### YOUR GOAL
Count lines with the string "structured" in them. State the number alone.
** begin DATA FOR THIS TASK **
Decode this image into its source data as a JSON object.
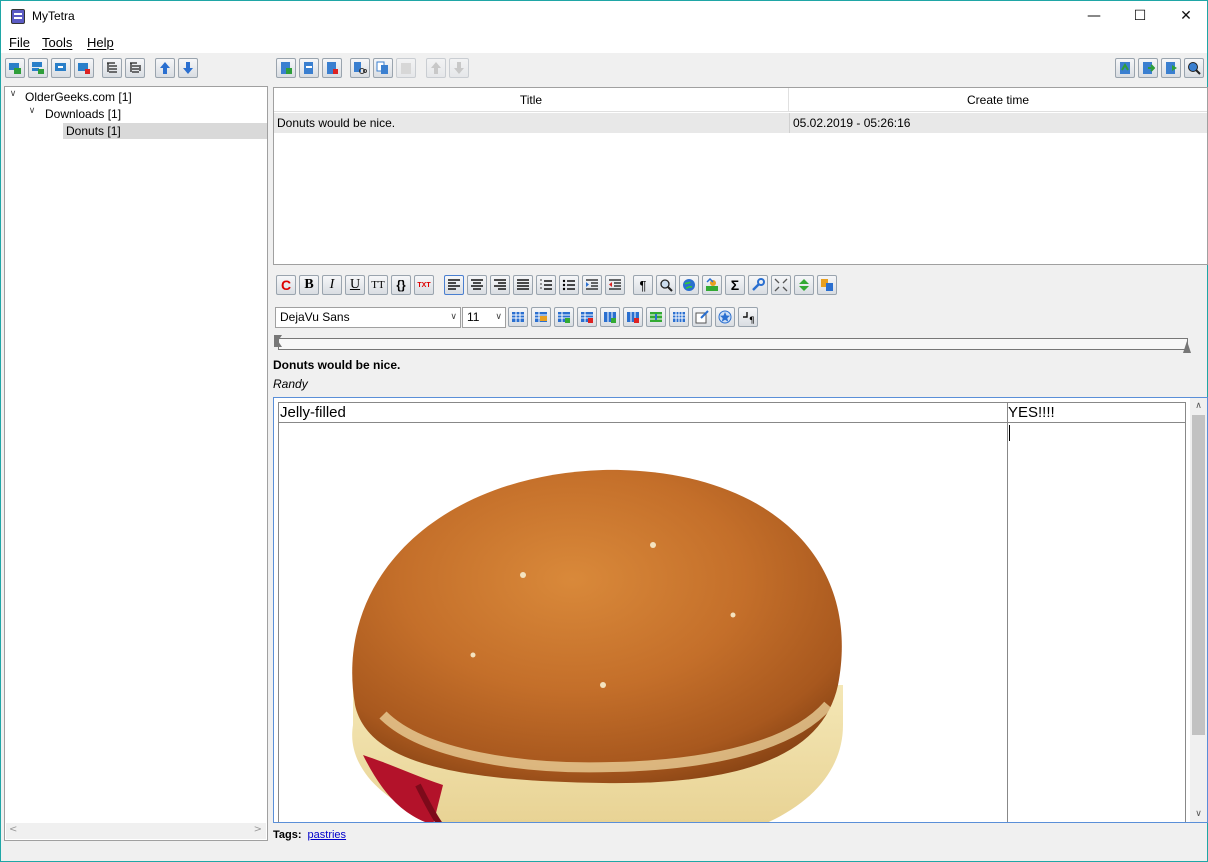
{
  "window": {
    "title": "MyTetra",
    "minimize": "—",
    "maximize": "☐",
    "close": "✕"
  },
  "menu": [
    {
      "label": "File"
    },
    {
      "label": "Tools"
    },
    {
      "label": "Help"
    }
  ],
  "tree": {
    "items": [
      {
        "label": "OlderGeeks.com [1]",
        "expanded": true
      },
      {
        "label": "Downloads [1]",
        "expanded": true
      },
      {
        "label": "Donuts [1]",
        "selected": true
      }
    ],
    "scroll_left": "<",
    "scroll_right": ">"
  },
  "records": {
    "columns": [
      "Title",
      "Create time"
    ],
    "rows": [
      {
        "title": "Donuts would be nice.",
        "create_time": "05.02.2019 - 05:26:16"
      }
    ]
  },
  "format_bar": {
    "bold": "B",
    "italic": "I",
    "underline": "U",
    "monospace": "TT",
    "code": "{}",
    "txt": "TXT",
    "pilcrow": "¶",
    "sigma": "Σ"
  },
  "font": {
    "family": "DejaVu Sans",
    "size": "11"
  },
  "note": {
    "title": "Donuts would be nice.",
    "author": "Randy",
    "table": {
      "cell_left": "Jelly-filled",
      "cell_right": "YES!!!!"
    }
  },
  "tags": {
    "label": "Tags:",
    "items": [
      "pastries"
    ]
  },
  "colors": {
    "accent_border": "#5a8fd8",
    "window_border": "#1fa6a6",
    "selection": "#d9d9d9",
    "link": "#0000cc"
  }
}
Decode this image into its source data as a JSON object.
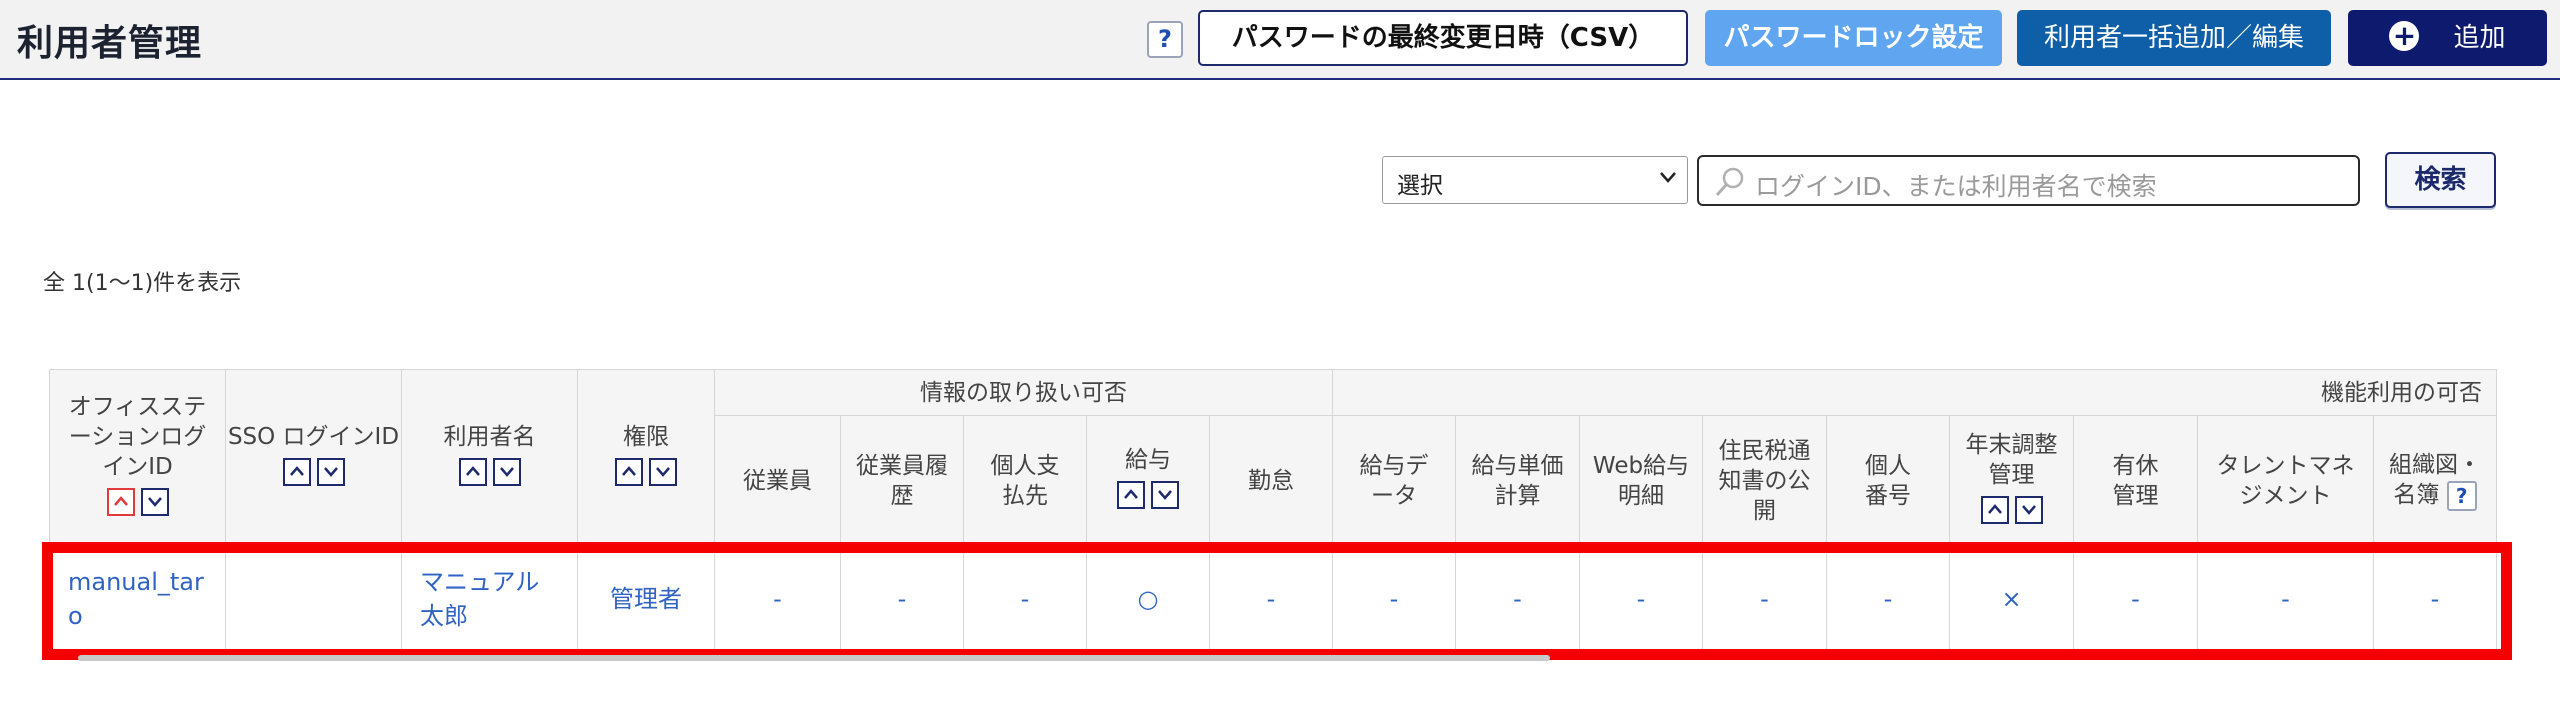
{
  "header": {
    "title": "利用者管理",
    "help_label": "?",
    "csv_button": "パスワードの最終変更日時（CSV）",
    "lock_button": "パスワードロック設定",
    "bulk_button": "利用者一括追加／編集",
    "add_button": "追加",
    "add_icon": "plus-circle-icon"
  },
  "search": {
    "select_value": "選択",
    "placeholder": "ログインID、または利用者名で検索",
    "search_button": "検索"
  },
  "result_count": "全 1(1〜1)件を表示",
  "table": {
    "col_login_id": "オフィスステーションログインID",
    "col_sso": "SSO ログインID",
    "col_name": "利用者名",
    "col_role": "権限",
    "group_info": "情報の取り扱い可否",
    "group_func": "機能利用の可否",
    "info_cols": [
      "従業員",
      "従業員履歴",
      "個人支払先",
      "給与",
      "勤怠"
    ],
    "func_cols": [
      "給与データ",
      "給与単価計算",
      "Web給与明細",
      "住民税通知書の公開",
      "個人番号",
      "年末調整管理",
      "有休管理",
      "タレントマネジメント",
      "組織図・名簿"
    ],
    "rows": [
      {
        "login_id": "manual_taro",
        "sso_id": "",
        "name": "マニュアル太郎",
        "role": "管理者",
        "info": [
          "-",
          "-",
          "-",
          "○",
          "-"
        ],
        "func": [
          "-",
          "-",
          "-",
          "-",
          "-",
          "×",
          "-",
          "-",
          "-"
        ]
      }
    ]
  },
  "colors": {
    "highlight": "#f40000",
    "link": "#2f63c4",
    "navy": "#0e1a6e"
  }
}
** end DATA FOR THIS TASK **
** begin DATA FOR THIS TASK **
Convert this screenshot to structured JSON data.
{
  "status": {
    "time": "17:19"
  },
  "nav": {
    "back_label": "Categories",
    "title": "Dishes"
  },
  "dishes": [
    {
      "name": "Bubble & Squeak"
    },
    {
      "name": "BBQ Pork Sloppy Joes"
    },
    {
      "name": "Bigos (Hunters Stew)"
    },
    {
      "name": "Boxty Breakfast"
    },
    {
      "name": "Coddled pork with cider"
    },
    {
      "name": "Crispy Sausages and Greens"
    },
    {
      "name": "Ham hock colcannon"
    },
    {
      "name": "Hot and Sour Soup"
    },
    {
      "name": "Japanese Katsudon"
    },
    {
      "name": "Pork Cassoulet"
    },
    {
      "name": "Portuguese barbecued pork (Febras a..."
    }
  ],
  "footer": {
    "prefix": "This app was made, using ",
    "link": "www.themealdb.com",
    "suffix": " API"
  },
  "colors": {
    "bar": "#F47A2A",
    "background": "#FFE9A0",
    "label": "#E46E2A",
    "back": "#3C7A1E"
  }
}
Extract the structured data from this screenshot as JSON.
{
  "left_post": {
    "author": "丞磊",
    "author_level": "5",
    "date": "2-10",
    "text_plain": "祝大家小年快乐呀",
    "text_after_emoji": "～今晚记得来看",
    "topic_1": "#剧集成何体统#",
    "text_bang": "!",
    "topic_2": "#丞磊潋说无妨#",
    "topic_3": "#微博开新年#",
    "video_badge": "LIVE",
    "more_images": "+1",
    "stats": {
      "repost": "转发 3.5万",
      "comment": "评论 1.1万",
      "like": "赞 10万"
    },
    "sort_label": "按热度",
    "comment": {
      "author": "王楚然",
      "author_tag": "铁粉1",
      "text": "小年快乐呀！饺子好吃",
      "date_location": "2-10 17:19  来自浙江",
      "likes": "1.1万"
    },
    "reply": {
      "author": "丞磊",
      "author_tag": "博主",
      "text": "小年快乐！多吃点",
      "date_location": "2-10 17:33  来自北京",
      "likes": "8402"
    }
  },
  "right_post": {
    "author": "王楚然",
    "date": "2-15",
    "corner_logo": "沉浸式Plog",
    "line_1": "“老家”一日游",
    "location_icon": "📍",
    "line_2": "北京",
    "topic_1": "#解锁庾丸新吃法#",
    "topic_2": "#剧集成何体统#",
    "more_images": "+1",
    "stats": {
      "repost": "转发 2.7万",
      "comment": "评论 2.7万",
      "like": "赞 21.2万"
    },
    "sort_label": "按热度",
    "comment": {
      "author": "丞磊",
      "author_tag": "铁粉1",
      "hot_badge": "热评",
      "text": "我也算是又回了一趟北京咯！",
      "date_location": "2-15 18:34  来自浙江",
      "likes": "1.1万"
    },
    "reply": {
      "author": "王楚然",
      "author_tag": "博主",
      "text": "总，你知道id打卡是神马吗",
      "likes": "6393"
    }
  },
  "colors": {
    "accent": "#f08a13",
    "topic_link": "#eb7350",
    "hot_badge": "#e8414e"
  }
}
** end DATA FOR THIS TASK **
** begin DATA FOR THIS TASK **
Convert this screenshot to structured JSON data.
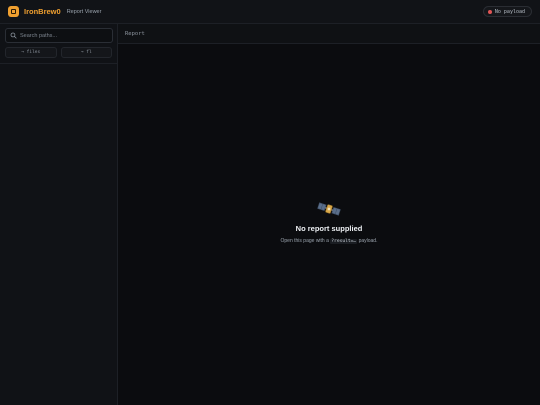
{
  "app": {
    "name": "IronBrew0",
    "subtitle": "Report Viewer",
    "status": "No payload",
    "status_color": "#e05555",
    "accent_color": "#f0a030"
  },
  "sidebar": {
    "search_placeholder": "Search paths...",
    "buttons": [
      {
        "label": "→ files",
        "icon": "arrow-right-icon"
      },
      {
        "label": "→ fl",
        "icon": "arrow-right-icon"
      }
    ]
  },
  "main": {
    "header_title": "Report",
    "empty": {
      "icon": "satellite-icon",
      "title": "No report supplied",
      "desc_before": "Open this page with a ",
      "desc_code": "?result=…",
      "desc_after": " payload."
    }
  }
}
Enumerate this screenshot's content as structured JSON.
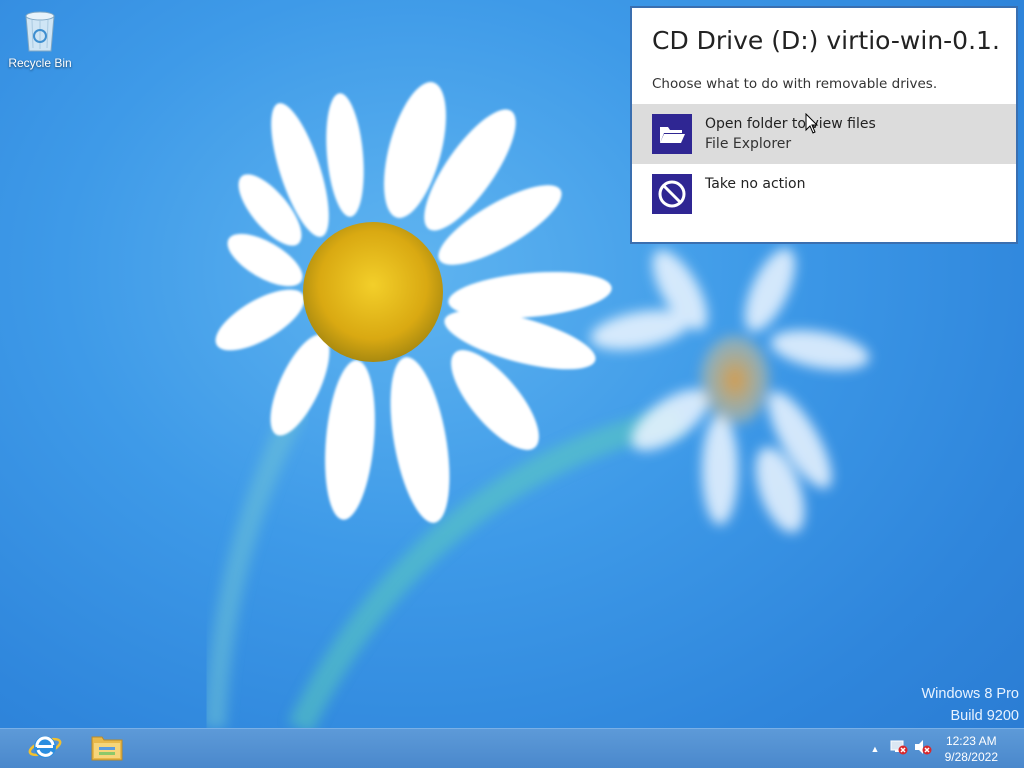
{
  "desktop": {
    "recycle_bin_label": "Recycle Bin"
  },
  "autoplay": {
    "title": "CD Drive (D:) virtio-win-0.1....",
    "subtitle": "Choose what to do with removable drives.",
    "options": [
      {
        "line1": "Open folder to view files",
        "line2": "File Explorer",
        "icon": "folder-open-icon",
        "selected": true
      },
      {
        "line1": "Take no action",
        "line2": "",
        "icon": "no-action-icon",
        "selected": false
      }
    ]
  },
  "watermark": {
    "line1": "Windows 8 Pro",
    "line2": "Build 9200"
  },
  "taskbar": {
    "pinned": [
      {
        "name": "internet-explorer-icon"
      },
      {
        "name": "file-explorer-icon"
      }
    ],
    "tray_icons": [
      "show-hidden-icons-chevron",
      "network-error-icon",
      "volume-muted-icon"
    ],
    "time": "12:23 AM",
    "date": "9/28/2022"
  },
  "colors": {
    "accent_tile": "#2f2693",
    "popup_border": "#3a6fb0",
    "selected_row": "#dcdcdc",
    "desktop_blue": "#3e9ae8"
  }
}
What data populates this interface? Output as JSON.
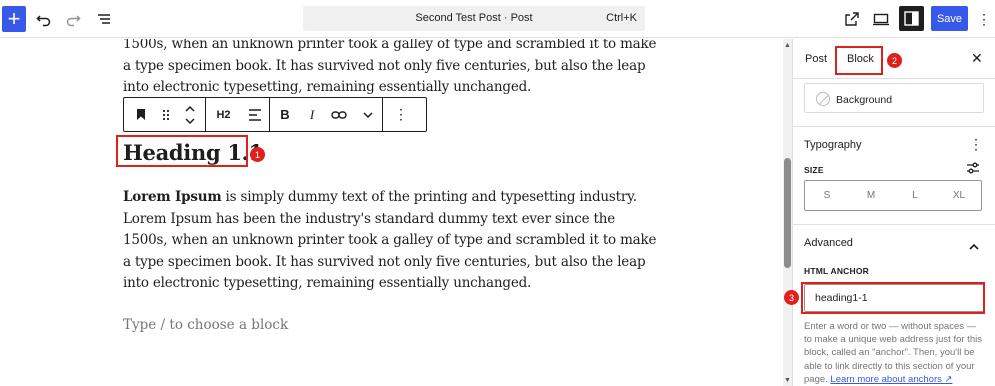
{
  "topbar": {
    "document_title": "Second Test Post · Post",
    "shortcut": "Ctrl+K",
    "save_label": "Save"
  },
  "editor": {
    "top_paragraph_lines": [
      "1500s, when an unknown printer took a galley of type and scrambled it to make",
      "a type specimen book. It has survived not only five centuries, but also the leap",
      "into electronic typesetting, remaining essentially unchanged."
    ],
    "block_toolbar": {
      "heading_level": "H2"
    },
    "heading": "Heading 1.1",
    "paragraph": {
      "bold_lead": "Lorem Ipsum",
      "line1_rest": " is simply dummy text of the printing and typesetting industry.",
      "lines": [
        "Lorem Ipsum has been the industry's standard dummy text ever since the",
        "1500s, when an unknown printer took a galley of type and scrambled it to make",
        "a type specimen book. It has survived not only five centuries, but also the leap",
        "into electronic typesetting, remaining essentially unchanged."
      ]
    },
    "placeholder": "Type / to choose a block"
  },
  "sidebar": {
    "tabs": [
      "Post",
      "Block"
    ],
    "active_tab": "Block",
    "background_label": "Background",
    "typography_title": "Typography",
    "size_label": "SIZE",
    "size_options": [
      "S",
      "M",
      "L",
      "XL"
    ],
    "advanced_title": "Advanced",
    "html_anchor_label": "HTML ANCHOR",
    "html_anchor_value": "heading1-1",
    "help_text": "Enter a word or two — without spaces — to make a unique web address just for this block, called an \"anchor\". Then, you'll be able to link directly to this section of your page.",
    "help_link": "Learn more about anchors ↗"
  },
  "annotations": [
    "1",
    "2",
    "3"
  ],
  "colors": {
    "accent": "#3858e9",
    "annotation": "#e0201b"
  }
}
** end DATA FOR THIS TASK **
### TASK SOLUTION
4